*REQUIREMENT*
Wherever "this" appears in a line, list that line.

start DATASET ROWS

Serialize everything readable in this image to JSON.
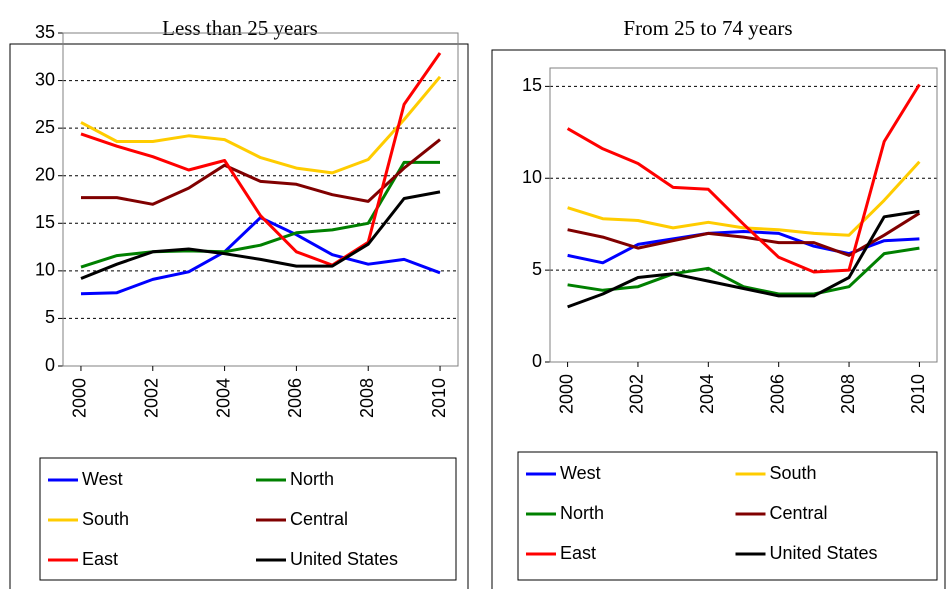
{
  "chart_data": [
    {
      "type": "line",
      "title": "Less than 25 years",
      "x": [
        2000,
        2001,
        2002,
        2003,
        2004,
        2005,
        2006,
        2007,
        2008,
        2009,
        2010
      ],
      "xlim": [
        1999.5,
        2010.5
      ],
      "xticks": [
        2000,
        2002,
        2004,
        2006,
        2008,
        2010
      ],
      "ylim": [
        0,
        35
      ],
      "yticks": [
        0,
        5,
        10,
        15,
        20,
        25,
        30,
        35
      ],
      "grid": true,
      "series": [
        {
          "name": "West",
          "color": "#0000ff",
          "values": [
            7.6,
            7.7,
            9.1,
            9.9,
            12,
            15.6,
            13.8,
            11.7,
            10.7,
            11.2,
            9.8
          ]
        },
        {
          "name": "North",
          "color": "#008000",
          "values": [
            10.4,
            11.6,
            12,
            12.1,
            12,
            12.7,
            14,
            14.3,
            15,
            21.4,
            21.4
          ]
        },
        {
          "name": "South",
          "color": "#ffcc00",
          "values": [
            25.6,
            23.6,
            23.6,
            24.2,
            23.8,
            21.9,
            20.8,
            20.3,
            21.7,
            25.9,
            30.4
          ]
        },
        {
          "name": "Central",
          "color": "#800000",
          "values": [
            17.7,
            17.7,
            17,
            18.7,
            21.1,
            19.4,
            19.1,
            18,
            17.3,
            20.8,
            23.8
          ]
        },
        {
          "name": "East",
          "color": "#ff0000",
          "values": [
            24.4,
            23.1,
            22,
            20.6,
            21.6,
            15.8,
            12,
            10.6,
            13,
            27.5,
            32.9
          ]
        },
        {
          "name": "United States",
          "color": "#000000",
          "values": [
            9.2,
            10.7,
            12,
            12.3,
            11.8,
            11.2,
            10.5,
            10.5,
            12.8,
            17.6,
            18.3
          ]
        }
      ]
    },
    {
      "type": "line",
      "title": "From 25 to 74 years",
      "x": [
        2000,
        2001,
        2002,
        2003,
        2004,
        2005,
        2006,
        2007,
        2008,
        2009,
        2010
      ],
      "xlim": [
        1999.5,
        2010.5
      ],
      "xticks": [
        2000,
        2002,
        2004,
        2006,
        2008,
        2010
      ],
      "ylim": [
        0,
        16
      ],
      "yticks": [
        0,
        5,
        10,
        15
      ],
      "grid": true,
      "series": [
        {
          "name": "West",
          "color": "#0000ff",
          "values": [
            5.8,
            5.4,
            6.4,
            6.7,
            7,
            7.1,
            7,
            6.3,
            5.9,
            6.6,
            6.7
          ]
        },
        {
          "name": "South",
          "color": "#ffcc00",
          "values": [
            8.4,
            7.8,
            7.7,
            7.3,
            7.6,
            7.3,
            7.2,
            7,
            6.9,
            8.8,
            10.9
          ]
        },
        {
          "name": "North",
          "color": "#008000",
          "values": [
            4.2,
            3.9,
            4.1,
            4.8,
            5.1,
            4.1,
            3.7,
            3.7,
            4.1,
            5.9,
            6.2
          ]
        },
        {
          "name": "Central",
          "color": "#800000",
          "values": [
            7.2,
            6.8,
            6.2,
            6.6,
            7,
            6.8,
            6.5,
            6.5,
            5.8,
            6.9,
            8.1
          ]
        },
        {
          "name": "East",
          "color": "#ff0000",
          "values": [
            12.7,
            11.6,
            10.8,
            9.5,
            9.4,
            7.5,
            5.7,
            4.9,
            5,
            12,
            15.1
          ]
        },
        {
          "name": "United States",
          "color": "#000000",
          "values": [
            3,
            3.7,
            4.6,
            4.8,
            4.4,
            4,
            3.6,
            3.6,
            4.6,
            7.9,
            8.2
          ]
        }
      ]
    }
  ]
}
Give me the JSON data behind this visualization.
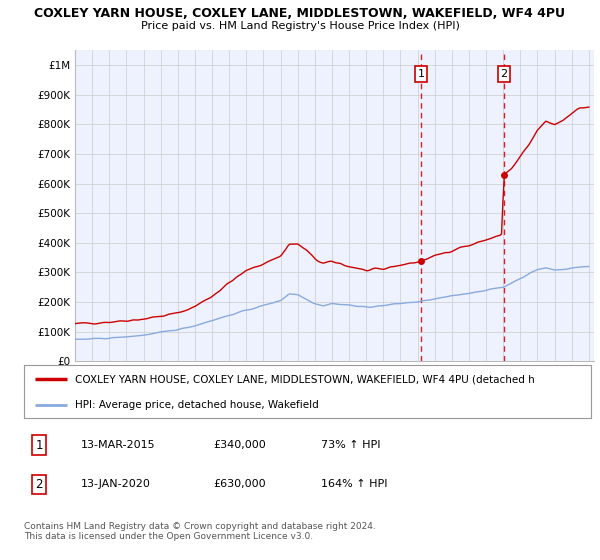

end DATASET ROWS

*RESULT BELOW*
Serialize everything readable in this image to JSON.
Give me the JSON data behind this visualization.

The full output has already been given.